§ **The input**
***
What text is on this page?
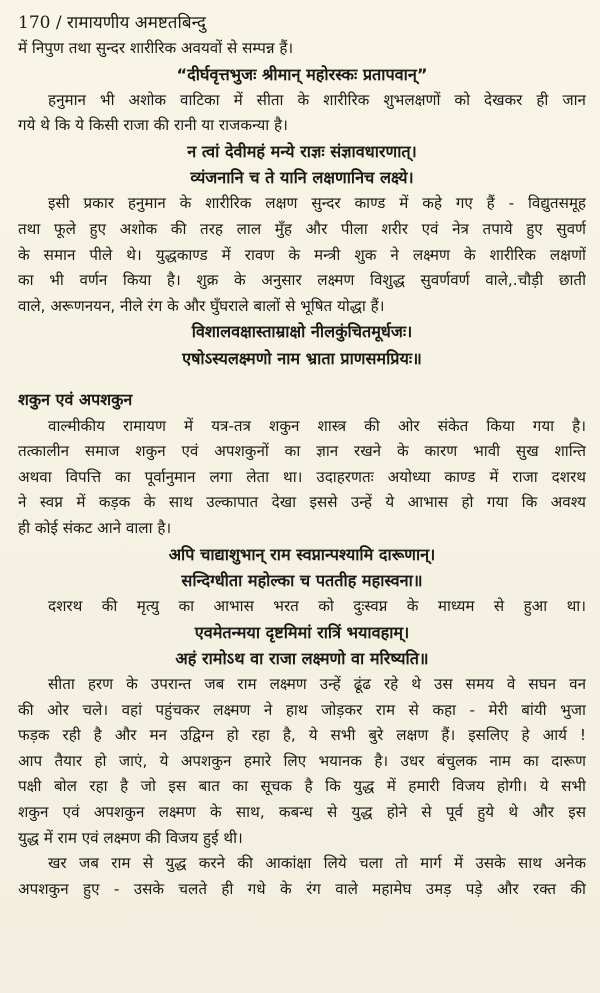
170 / रामायणीय अमष्टतबिन्दु
में निपुण तथा सुन्दर शारीरिक अवयवों से सम्पन्न हैं।
“दीर्घवृत्तभुजः श्रीमान् महोरस्कः प्रतापवान्”
हनुमान भी अशोक वाटिका में सीता के शारीरिक शुभलक्षणों को देखकर ही जान
गये थे कि ये किसी राजा की रानी या राजकन्या है।
न त्वां देवीमहं मन्ये राज्ञः संज्ञावधारणात्।
व्यंजनानि च ते यानि लक्षणानिच लक्ष्ये।
इसी प्रकार हनुमान के शारीरिक लक्षण सुन्दर काण्ड में कहे गए हैं - विद्युतसमूह
तथा फूले हुए अशोक की तरह लाल मुँह और पीला शरीर एवं नेत्र तपाये हुए सुवर्ण
के समान पीले थे। युद्धकाण्ड में रावण के मन्त्री शुक ने लक्ष्मण के शारीरिक लक्षणों
का भी वर्णन किया है। शुक्र के अनुसार लक्ष्मण विशुद्ध सुवर्णवर्ण वाले,.चौड़ी छाती
वाले, अरूणनयन, नीले रंग के और घुँघराले बालों से भूषित योद्धा हैं।
विशालवक्षास्ताम्राक्षो नीलकुंचितमूर्धजः।
एषोऽस्यलक्ष्मणो नाम भ्राता प्राणसमप्रियः॥
शकुन एवं अपशकुन
वाल्मीकीय रामायण में यत्र-तत्र शकुन शास्त्र की ओर संकेत किया गया है।
तत्कालीन समाज शकुन एवं अपशकुनों का ज्ञान रखने के कारण भावी सुख शान्ति
अथवा विपत्ति का पूर्वानुमान लगा लेता था। उदाहरणतः अयोध्या काण्ड में राजा दशरथ
ने स्वप्न में कड़क के साथ उल्कापात देखा इससे उन्हें ये आभास हो गया कि अवश्य
ही कोई संकट आने वाला है।
अपि चाद्याशुभान् राम स्वप्नान्पश्यामि दारूणान्।
सन्दिग्धीता महोल्का च पततीह महास्वना॥
दशरथ की मृत्यु का आभास भरत को दुःस्वप्न के माध्यम से हुआ था।
एवमेतन्मया दृष्टमिमां रात्रिं भयावहाम्।
अहं रामोऽथ वा राजा लक्ष्मणो वा मरिष्यति॥
सीता हरण के उपरान्त जब राम लक्ष्मण उन्हें ढूंढ रहे थे उस समय वे सघन वन
की ओर चले। वहां पहुंचकर लक्ष्मण ने हाथ जोड़कर राम से कहा - मेरी बांयी भुजा
फड़क रही है और मन उद्विग्न हो रहा है, ये सभी बुरे लक्षण हैं। इसलिए हे आर्य !
आप तैयार हो जाएं, ये अपशकुन हमारे लिए भयानक है। उधर बंचुलक नाम का दारूण
पक्षी बोल रहा है जो इस बात का सूचक है कि युद्ध में हमारी विजय होगी। ये सभी
शकुन एवं अपशकुन लक्ष्मण के साथ, कबन्ध से युद्ध होने से पूर्व हुये थे और इस
युद्ध में राम एवं लक्ष्मण की विजय हुई थी।
खर जब राम से युद्ध करने की आकांक्षा लिये चला तो मार्ग में उसके साथ अनेक
अपशकुन हुए - उसके चलते ही गधे के रंग वाले महामेघ उमड़ पड़े और रक्त की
***
§ **Problem to solve**
Copy each line in full and exactly, omitting any picture.

§ **Correct result**
What text is on this page?
170 / रामायणीय अमष्टतबिन्दु
में निपुण तथा सुन्दर शारीरिक अवयवों से सम्पन्न हैं।
“दीर्घवृत्तभुजः श्रीमान् महोरस्कः प्रतापवान्”
हनुमान भी अशोक वाटिका में सीता के शारीरिक शुभलक्षणों को देखकर ही जान
गये थे कि ये किसी राजा की रानी या राजकन्या है।
न त्वां देवीमहं मन्ये राज्ञः संज्ञावधारणात्।
व्यंजनानि च ते यानि लक्षणानिच लक्ष्ये।
इसी प्रकार हनुमान के शारीरिक लक्षण सुन्दर काण्ड में कहे गए हैं - विद्युतसमूह
तथा फूले हुए अशोक की तरह लाल मुँह और पीला शरीर एवं नेत्र तपाये हुए सुवर्ण
के समान पीले थे। युद्धकाण्ड में रावण के मन्त्री शुक ने लक्ष्मण के शारीरिक लक्षणों
का भी वर्णन किया है। शुक्र के अनुसार लक्ष्मण विशुद्ध सुवर्णवर्ण वाले,.चौड़ी छाती
वाले, अरूणनयन, नीले रंग के और घुँघराले बालों से भूषित योद्धा हैं।
विशालवक्षास्ताम्राक्षो नीलकुंचितमूर्धजः।
एषोऽस्यलक्ष्मणो नाम भ्राता प्राणसमप्रियः॥
शकुन एवं अपशकुन
वाल्मीकीय रामायण में यत्र-तत्र शकुन शास्त्र की ओर संकेत किया गया है।
तत्कालीन समाज शकुन एवं अपशकुनों का ज्ञान रखने के कारण भावी सुख शान्ति
अथवा विपत्ति का पूर्वानुमान लगा लेता था। उदाहरणतः अयोध्या काण्ड में राजा दशरथ
ने स्वप्न में कड़क के साथ उल्कापात देखा इससे उन्हें ये आभास हो गया कि अवश्य
ही कोई संकट आने वाला है।
अपि चाद्याशुभान् राम स्वप्नान्पश्यामि दारूणान्।
सन्दिग्धीता महोल्का च पततीह महास्वना॥
दशरथ की मृत्यु का आभास भरत को दुःस्वप्न के माध्यम से हुआ था।
एवमेतन्मया दृष्टमिमां रात्रिं भयावहाम्।
अहं रामोऽथ वा राजा लक्ष्मणो वा मरिष्यति॥
सीता हरण के उपरान्त जब राम लक्ष्मण उन्हें ढूंढ रहे थे उस समय वे सघन वन
की ओर चले। वहां पहुंचकर लक्ष्मण ने हाथ जोड़कर राम से कहा - मेरी बांयी भुजा
फड़क रही है और मन उद्विग्न हो रहा है, ये सभी बुरे लक्षण हैं। इसलिए हे आर्य !
आप तैयार हो जाएं, ये अपशकुन हमारे लिए भयानक है। उधर बंचुलक नाम का दारूण
पक्षी बोल रहा है जो इस बात का सूचक है कि युद्ध में हमारी विजय होगी। ये सभी
शकुन एवं अपशकुन लक्ष्मण के साथ, कबन्ध से युद्ध होने से पूर्व हुये थे और इस
युद्ध में राम एवं लक्ष्मण की विजय हुई थी।
खर जब राम से युद्ध करने की आकांक्षा लिये चला तो मार्ग में उसके साथ अनेक
अपशकुन हुए - उसके चलते ही गधे के रंग वाले महामेघ उमड़ पड़े और रक्त की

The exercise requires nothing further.